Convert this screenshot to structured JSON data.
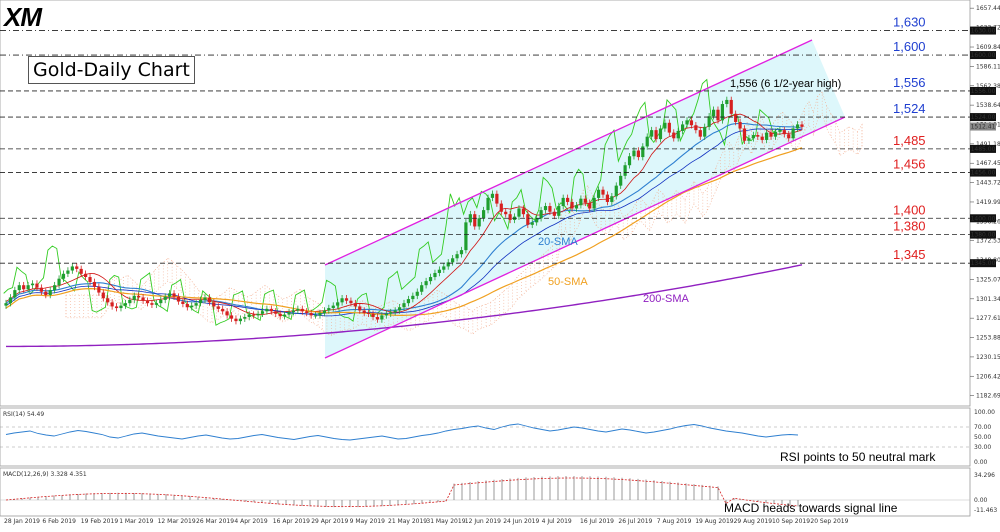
{
  "brand": {
    "logo_text": "XM"
  },
  "chart_data": {
    "type": "candlestick",
    "title": "Gold-Daily Chart",
    "y_ticks": [
      "1657.44",
      "1633.72",
      "1609.84",
      "1586.11",
      "1562.38",
      "1538.64",
      "1514.91",
      "1491.18",
      "1467.45",
      "1443.72",
      "1419.99",
      "1396.26",
      "1372.53",
      "1348.80",
      "1325.07",
      "1301.34",
      "1277.61",
      "1253.88",
      "1230.15",
      "1206.42",
      "1182.69"
    ],
    "y_range": [
      1170,
      1665
    ],
    "price_boxes": [
      "1630.00",
      "1600.00",
      "1556.00",
      "1524.00",
      "1512.41",
      "1485.00",
      "1456.00",
      "1400.00",
      "1380.00",
      "1345.00"
    ],
    "levels": [
      {
        "label": "1,630",
        "value": 1630,
        "color": "#1f3fd0",
        "style": "dashdot"
      },
      {
        "label": "1,600",
        "value": 1600,
        "color": "#1f3fd0",
        "style": "dashdot"
      },
      {
        "label": "1,556",
        "value": 1556,
        "color": "#1f3fd0",
        "style": "dash"
      },
      {
        "label": "1,524",
        "value": 1524,
        "color": "#1f3fd0",
        "style": "dash"
      },
      {
        "label": "1,485",
        "value": 1485,
        "color": "#e02020",
        "style": "dash"
      },
      {
        "label": "1,456",
        "value": 1456,
        "color": "#e02020",
        "style": "dash"
      },
      {
        "label": "1,400",
        "value": 1400,
        "color": "#e02020",
        "style": "dash"
      },
      {
        "label": "1,380",
        "value": 1380,
        "color": "#e02020",
        "style": "dash"
      },
      {
        "label": "1,345",
        "value": 1345,
        "color": "#e02020",
        "style": "dash"
      }
    ],
    "x_labels": [
      "28 Jan 2019",
      "6 Feb 2019",
      "19 Feb 2019",
      "1 Mar 2019",
      "12 Mar 2019",
      "26 Mar 2019",
      "4 Apr 2019",
      "16 Apr 2019",
      "29 Apr 2019",
      "9 May 2019",
      "21 May 2019",
      "31 May 2019",
      "12 Jun 2019",
      "24 Jun 2019",
      "4 Jul 2019",
      "16 Jul 2019",
      "26 Jul 2019",
      "7 Aug 2019",
      "19 Aug 2019",
      "29 Aug 2019",
      "10 Sep 2019",
      "20 Sep 2019"
    ],
    "closes": [
      1296,
      1303,
      1312,
      1318,
      1313,
      1318,
      1320,
      1315,
      1310,
      1306,
      1312,
      1318,
      1326,
      1332,
      1336,
      1341,
      1338,
      1332,
      1328,
      1322,
      1316,
      1309,
      1302,
      1297,
      1292,
      1290,
      1293,
      1296,
      1300,
      1305,
      1303,
      1299,
      1296,
      1294,
      1296,
      1300,
      1304,
      1308,
      1304,
      1298,
      1295,
      1291,
      1293,
      1296,
      1300,
      1303,
      1297,
      1292,
      1289,
      1286,
      1281,
      1277,
      1274,
      1277,
      1279,
      1282,
      1281,
      1283,
      1286,
      1289,
      1286,
      1283,
      1280,
      1282,
      1285,
      1287,
      1289,
      1286,
      1284,
      1281,
      1281,
      1284,
      1287,
      1290,
      1293,
      1297,
      1302,
      1299,
      1296,
      1292,
      1287,
      1284,
      1283,
      1279,
      1276,
      1281,
      1283,
      1285,
      1287,
      1291,
      1296,
      1301,
      1305,
      1310,
      1318,
      1323,
      1328,
      1333,
      1337,
      1341,
      1346,
      1351,
      1356,
      1361,
      1395,
      1405,
      1390,
      1400,
      1410,
      1425,
      1430,
      1418,
      1408,
      1405,
      1398,
      1402,
      1412,
      1405,
      1392,
      1395,
      1400,
      1410,
      1415,
      1408,
      1403,
      1415,
      1425,
      1420,
      1412,
      1416,
      1424,
      1419,
      1412,
      1425,
      1435,
      1429,
      1420,
      1427,
      1440,
      1452,
      1465,
      1476,
      1483,
      1475,
      1488,
      1500,
      1508,
      1497,
      1510,
      1517,
      1505,
      1498,
      1507,
      1515,
      1520,
      1514,
      1508,
      1500,
      1512,
      1525,
      1533,
      1520,
      1540,
      1545,
      1528,
      1518,
      1510,
      1495,
      1498,
      1502,
      1500,
      1496,
      1505,
      1500,
      1506,
      1508,
      1503,
      1498,
      1510,
      1515,
      1512
    ],
    "annotations": {
      "high_note": "1,556 (6 1/2-year high)",
      "sma20": "20-SMA",
      "sma50": "50-SMA",
      "sma200": "200-SMA"
    },
    "rsi": {
      "label": "RSI(14) 54.49",
      "ticks": [
        "100.00",
        "70.00",
        "50.00",
        "30.00",
        "0.00"
      ],
      "note": "RSI points to 50 neutral mark",
      "values": [
        55,
        58,
        60,
        62,
        57,
        54,
        52,
        56,
        60,
        63,
        61,
        58,
        55,
        50,
        48,
        52,
        56,
        58,
        55,
        52,
        50,
        48,
        46,
        49,
        52,
        54,
        51,
        48,
        46,
        47,
        50,
        53,
        55,
        52,
        49,
        47,
        45,
        48,
        51,
        53,
        50,
        47,
        45,
        44,
        46,
        48,
        50,
        52,
        49,
        46,
        47,
        50,
        53,
        55,
        58,
        62,
        65,
        67,
        70,
        72,
        68,
        65,
        70,
        74,
        76,
        72,
        68,
        65,
        62,
        64,
        67,
        70,
        68,
        65,
        62,
        60,
        63,
        66,
        64,
        61,
        58,
        60,
        63,
        66,
        70,
        73,
        75,
        72,
        68,
        65,
        62,
        60,
        58,
        55,
        52,
        50,
        52,
        54,
        55,
        54
      ]
    },
    "macd": {
      "label": "MACD(12,26,9) 3.328 4.351",
      "ticks": [
        "34.296",
        "0.00",
        "-11.463"
      ],
      "note": "MACD heads towards signal line"
    },
    "colors": {
      "up": "#1f9e2f",
      "down": "#d62020",
      "sma20": "#2e7fd0",
      "sma50": "#f0a020",
      "sma200": "#9020c0",
      "channel": "#e020e0",
      "channel_fill": "#d9f6fb",
      "cloud": "#f1a98a",
      "span": "#33cc22",
      "kijun": "#1030c0",
      "tenkan": "#d01010"
    }
  }
}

■ **What is expected**
Leave every image out, and retype the material exactly.

■ **Answer to the exercise**
Convert this screenshot to structured JSON data.
{
  "brand": {
    "logo_text": "XM"
  },
  "chart_data": {
    "type": "candlestick",
    "title": "Gold-Daily Chart",
    "y_ticks": [
      "1657.44",
      "1633.72",
      "1609.84",
      "1586.11",
      "1562.38",
      "1538.64",
      "1514.91",
      "1491.18",
      "1467.45",
      "1443.72",
      "1419.99",
      "1396.26",
      "1372.53",
      "1348.80",
      "1325.07",
      "1301.34",
      "1277.61",
      "1253.88",
      "1230.15",
      "1206.42",
      "1182.69"
    ],
    "y_range": [
      1170,
      1665
    ],
    "price_boxes": [
      "1630.00",
      "1600.00",
      "1556.00",
      "1524.00",
      "1512.41",
      "1485.00",
      "1456.00",
      "1400.00",
      "1380.00",
      "1345.00"
    ],
    "levels": [
      {
        "label": "1,630",
        "value": 1630,
        "color": "#1f3fd0",
        "style": "dashdot"
      },
      {
        "label": "1,600",
        "value": 1600,
        "color": "#1f3fd0",
        "style": "dashdot"
      },
      {
        "label": "1,556",
        "value": 1556,
        "color": "#1f3fd0",
        "style": "dash"
      },
      {
        "label": "1,524",
        "value": 1524,
        "color": "#1f3fd0",
        "style": "dash"
      },
      {
        "label": "1,485",
        "value": 1485,
        "color": "#e02020",
        "style": "dash"
      },
      {
        "label": "1,456",
        "value": 1456,
        "color": "#e02020",
        "style": "dash"
      },
      {
        "label": "1,400",
        "value": 1400,
        "color": "#e02020",
        "style": "dash"
      },
      {
        "label": "1,380",
        "value": 1380,
        "color": "#e02020",
        "style": "dash"
      },
      {
        "label": "1,345",
        "value": 1345,
        "color": "#e02020",
        "style": "dash"
      }
    ],
    "x_labels": [
      "28 Jan 2019",
      "6 Feb 2019",
      "19 Feb 2019",
      "1 Mar 2019",
      "12 Mar 2019",
      "26 Mar 2019",
      "4 Apr 2019",
      "16 Apr 2019",
      "29 Apr 2019",
      "9 May 2019",
      "21 May 2019",
      "31 May 2019",
      "12 Jun 2019",
      "24 Jun 2019",
      "4 Jul 2019",
      "16 Jul 2019",
      "26 Jul 2019",
      "7 Aug 2019",
      "19 Aug 2019",
      "29 Aug 2019",
      "10 Sep 2019",
      "20 Sep 2019"
    ],
    "closes": [
      1296,
      1303,
      1312,
      1318,
      1313,
      1318,
      1320,
      1315,
      1310,
      1306,
      1312,
      1318,
      1326,
      1332,
      1336,
      1341,
      1338,
      1332,
      1328,
      1322,
      1316,
      1309,
      1302,
      1297,
      1292,
      1290,
      1293,
      1296,
      1300,
      1305,
      1303,
      1299,
      1296,
      1294,
      1296,
      1300,
      1304,
      1308,
      1304,
      1298,
      1295,
      1291,
      1293,
      1296,
      1300,
      1303,
      1297,
      1292,
      1289,
      1286,
      1281,
      1277,
      1274,
      1277,
      1279,
      1282,
      1281,
      1283,
      1286,
      1289,
      1286,
      1283,
      1280,
      1282,
      1285,
      1287,
      1289,
      1286,
      1284,
      1281,
      1281,
      1284,
      1287,
      1290,
      1293,
      1297,
      1302,
      1299,
      1296,
      1292,
      1287,
      1284,
      1283,
      1279,
      1276,
      1281,
      1283,
      1285,
      1287,
      1291,
      1296,
      1301,
      1305,
      1310,
      1318,
      1323,
      1328,
      1333,
      1337,
      1341,
      1346,
      1351,
      1356,
      1361,
      1395,
      1405,
      1390,
      1400,
      1410,
      1425,
      1430,
      1418,
      1408,
      1405,
      1398,
      1402,
      1412,
      1405,
      1392,
      1395,
      1400,
      1410,
      1415,
      1408,
      1403,
      1415,
      1425,
      1420,
      1412,
      1416,
      1424,
      1419,
      1412,
      1425,
      1435,
      1429,
      1420,
      1427,
      1440,
      1452,
      1465,
      1476,
      1483,
      1475,
      1488,
      1500,
      1508,
      1497,
      1510,
      1517,
      1505,
      1498,
      1507,
      1515,
      1520,
      1514,
      1508,
      1500,
      1512,
      1525,
      1533,
      1520,
      1540,
      1545,
      1528,
      1518,
      1510,
      1495,
      1498,
      1502,
      1500,
      1496,
      1505,
      1500,
      1506,
      1508,
      1503,
      1498,
      1510,
      1515,
      1512
    ],
    "annotations": {
      "high_note": "1,556 (6 1/2-year high)",
      "sma20": "20-SMA",
      "sma50": "50-SMA",
      "sma200": "200-SMA"
    },
    "rsi": {
      "label": "RSI(14) 54.49",
      "ticks": [
        "100.00",
        "70.00",
        "50.00",
        "30.00",
        "0.00"
      ],
      "note": "RSI points to 50 neutral mark",
      "values": [
        55,
        58,
        60,
        62,
        57,
        54,
        52,
        56,
        60,
        63,
        61,
        58,
        55,
        50,
        48,
        52,
        56,
        58,
        55,
        52,
        50,
        48,
        46,
        49,
        52,
        54,
        51,
        48,
        46,
        47,
        50,
        53,
        55,
        52,
        49,
        47,
        45,
        48,
        51,
        53,
        50,
        47,
        45,
        44,
        46,
        48,
        50,
        52,
        49,
        46,
        47,
        50,
        53,
        55,
        58,
        62,
        65,
        67,
        70,
        72,
        68,
        65,
        70,
        74,
        76,
        72,
        68,
        65,
        62,
        64,
        67,
        70,
        68,
        65,
        62,
        60,
        63,
        66,
        64,
        61,
        58,
        60,
        63,
        66,
        70,
        73,
        75,
        72,
        68,
        65,
        62,
        60,
        58,
        55,
        52,
        50,
        52,
        54,
        55,
        54
      ]
    },
    "macd": {
      "label": "MACD(12,26,9) 3.328 4.351",
      "ticks": [
        "34.296",
        "0.00",
        "-11.463"
      ],
      "note": "MACD heads towards signal line"
    },
    "colors": {
      "up": "#1f9e2f",
      "down": "#d62020",
      "sma20": "#2e7fd0",
      "sma50": "#f0a020",
      "sma200": "#9020c0",
      "channel": "#e020e0",
      "channel_fill": "#d9f6fb",
      "cloud": "#f1a98a",
      "span": "#33cc22",
      "kijun": "#1030c0",
      "tenkan": "#d01010"
    }
  }
}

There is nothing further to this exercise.